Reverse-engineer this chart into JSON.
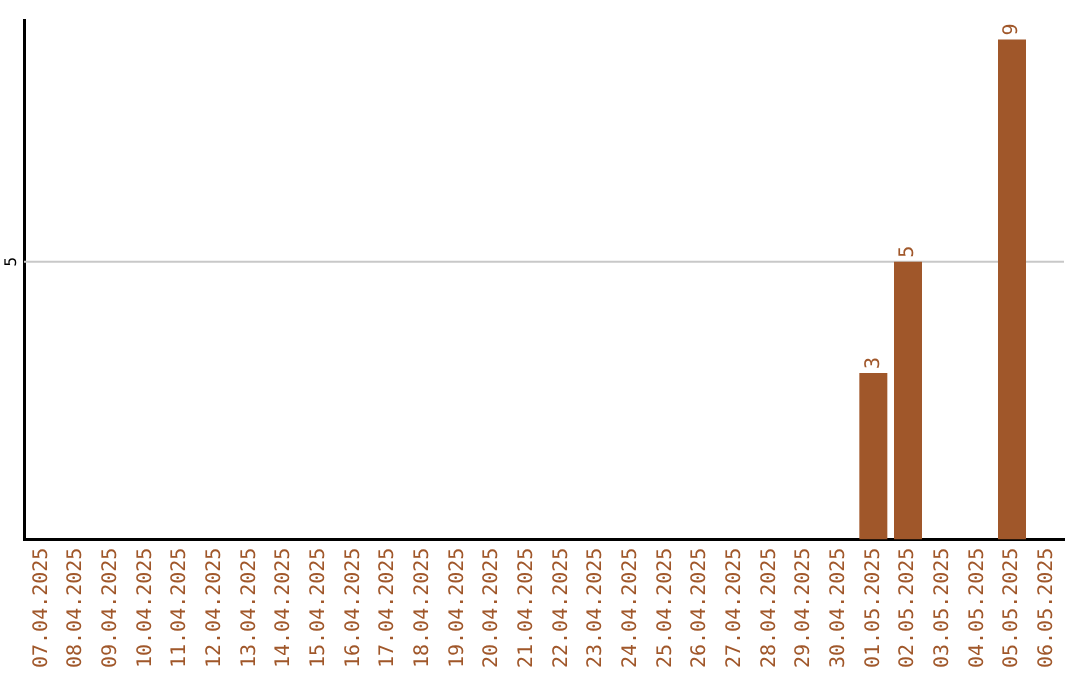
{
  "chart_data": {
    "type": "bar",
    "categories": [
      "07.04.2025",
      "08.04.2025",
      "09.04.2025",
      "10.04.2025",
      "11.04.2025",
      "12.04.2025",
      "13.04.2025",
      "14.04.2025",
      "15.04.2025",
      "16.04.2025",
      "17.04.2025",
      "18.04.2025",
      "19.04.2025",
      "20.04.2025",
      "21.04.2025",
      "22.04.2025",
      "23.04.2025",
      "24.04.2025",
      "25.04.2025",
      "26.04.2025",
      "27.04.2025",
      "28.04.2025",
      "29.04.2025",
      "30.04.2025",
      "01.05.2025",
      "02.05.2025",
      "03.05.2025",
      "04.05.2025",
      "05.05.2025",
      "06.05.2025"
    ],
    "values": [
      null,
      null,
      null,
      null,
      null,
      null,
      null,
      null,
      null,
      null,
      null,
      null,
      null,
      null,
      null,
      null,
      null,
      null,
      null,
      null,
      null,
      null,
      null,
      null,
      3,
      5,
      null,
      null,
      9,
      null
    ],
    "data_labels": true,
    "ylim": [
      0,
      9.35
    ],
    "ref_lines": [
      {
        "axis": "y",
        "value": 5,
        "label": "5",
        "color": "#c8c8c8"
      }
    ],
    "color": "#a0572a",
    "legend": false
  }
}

* * * * * * *

Transcribe all the records above word for word, without their images.

**Response below**.
Reverse-engineer this chart into JSON.
{
  "chart_data": {
    "type": "bar",
    "categories": [
      "07.04.2025",
      "08.04.2025",
      "09.04.2025",
      "10.04.2025",
      "11.04.2025",
      "12.04.2025",
      "13.04.2025",
      "14.04.2025",
      "15.04.2025",
      "16.04.2025",
      "17.04.2025",
      "18.04.2025",
      "19.04.2025",
      "20.04.2025",
      "21.04.2025",
      "22.04.2025",
      "23.04.2025",
      "24.04.2025",
      "25.04.2025",
      "26.04.2025",
      "27.04.2025",
      "28.04.2025",
      "29.04.2025",
      "30.04.2025",
      "01.05.2025",
      "02.05.2025",
      "03.05.2025",
      "04.05.2025",
      "05.05.2025",
      "06.05.2025"
    ],
    "values": [
      null,
      null,
      null,
      null,
      null,
      null,
      null,
      null,
      null,
      null,
      null,
      null,
      null,
      null,
      null,
      null,
      null,
      null,
      null,
      null,
      null,
      null,
      null,
      null,
      3,
      5,
      null,
      null,
      9,
      null
    ],
    "data_labels": true,
    "ylim": [
      0,
      9.35
    ],
    "ref_lines": [
      {
        "axis": "y",
        "value": 5,
        "label": "5",
        "color": "#c8c8c8"
      }
    ],
    "color": "#a0572a",
    "legend": false
  }
}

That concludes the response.